— START OF Dataset records —

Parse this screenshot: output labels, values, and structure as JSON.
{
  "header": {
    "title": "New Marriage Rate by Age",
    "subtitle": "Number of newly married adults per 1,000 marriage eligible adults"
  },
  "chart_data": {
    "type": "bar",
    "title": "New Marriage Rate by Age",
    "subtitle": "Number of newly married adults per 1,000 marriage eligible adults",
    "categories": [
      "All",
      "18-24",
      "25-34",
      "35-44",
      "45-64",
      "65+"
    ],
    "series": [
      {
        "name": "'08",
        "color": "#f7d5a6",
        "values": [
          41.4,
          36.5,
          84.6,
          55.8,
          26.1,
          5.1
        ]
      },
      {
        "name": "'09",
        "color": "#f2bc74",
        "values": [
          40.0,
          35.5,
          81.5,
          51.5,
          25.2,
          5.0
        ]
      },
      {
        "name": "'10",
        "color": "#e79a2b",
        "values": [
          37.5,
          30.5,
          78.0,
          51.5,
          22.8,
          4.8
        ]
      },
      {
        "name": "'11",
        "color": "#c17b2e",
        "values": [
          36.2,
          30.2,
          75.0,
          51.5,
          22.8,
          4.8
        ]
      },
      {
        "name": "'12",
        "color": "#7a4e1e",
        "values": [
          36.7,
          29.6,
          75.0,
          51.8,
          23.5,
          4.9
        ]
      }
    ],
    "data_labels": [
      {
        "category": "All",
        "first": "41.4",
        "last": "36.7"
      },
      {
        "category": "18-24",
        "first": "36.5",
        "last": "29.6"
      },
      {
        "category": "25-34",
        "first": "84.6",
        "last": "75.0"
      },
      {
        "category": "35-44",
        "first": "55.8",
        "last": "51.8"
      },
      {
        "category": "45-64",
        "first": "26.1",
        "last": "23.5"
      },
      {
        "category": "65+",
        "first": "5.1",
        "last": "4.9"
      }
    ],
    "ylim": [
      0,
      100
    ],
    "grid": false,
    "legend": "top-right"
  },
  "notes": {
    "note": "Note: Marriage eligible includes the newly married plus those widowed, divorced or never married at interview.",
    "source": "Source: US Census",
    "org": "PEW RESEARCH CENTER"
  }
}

— END OF Dataset records —

Transcribe the whole listing with nothing added or left out.

Parse this screenshot: output labels, values, and structure as JSON.
{
  "header": {
    "title": "New Marriage Rate by Age",
    "subtitle": "Number of newly married adults per 1,000 marriage eligible adults"
  },
  "chart_data": {
    "type": "bar",
    "title": "New Marriage Rate by Age",
    "subtitle": "Number of newly married adults per 1,000 marriage eligible adults",
    "categories": [
      "All",
      "18-24",
      "25-34",
      "35-44",
      "45-64",
      "65+"
    ],
    "series": [
      {
        "name": "'08",
        "color": "#f7d5a6",
        "values": [
          41.4,
          36.5,
          84.6,
          55.8,
          26.1,
          5.1
        ]
      },
      {
        "name": "'09",
        "color": "#f2bc74",
        "values": [
          40.0,
          35.5,
          81.5,
          51.5,
          25.2,
          5.0
        ]
      },
      {
        "name": "'10",
        "color": "#e79a2b",
        "values": [
          37.5,
          30.5,
          78.0,
          51.5,
          22.8,
          4.8
        ]
      },
      {
        "name": "'11",
        "color": "#c17b2e",
        "values": [
          36.2,
          30.2,
          75.0,
          51.5,
          22.8,
          4.8
        ]
      },
      {
        "name": "'12",
        "color": "#7a4e1e",
        "values": [
          36.7,
          29.6,
          75.0,
          51.8,
          23.5,
          4.9
        ]
      }
    ],
    "data_labels": [
      {
        "category": "All",
        "first": "41.4",
        "last": "36.7"
      },
      {
        "category": "18-24",
        "first": "36.5",
        "last": "29.6"
      },
      {
        "category": "25-34",
        "first": "84.6",
        "last": "75.0"
      },
      {
        "category": "35-44",
        "first": "55.8",
        "last": "51.8"
      },
      {
        "category": "45-64",
        "first": "26.1",
        "last": "23.5"
      },
      {
        "category": "65+",
        "first": "5.1",
        "last": "4.9"
      }
    ],
    "ylim": [
      0,
      100
    ],
    "grid": false,
    "legend": "top-right"
  },
  "notes": {
    "note": "Note: Marriage eligible includes the newly married plus those widowed, divorced or never married at interview.",
    "source": "Source: US Census",
    "org": "PEW RESEARCH CENTER"
  }
}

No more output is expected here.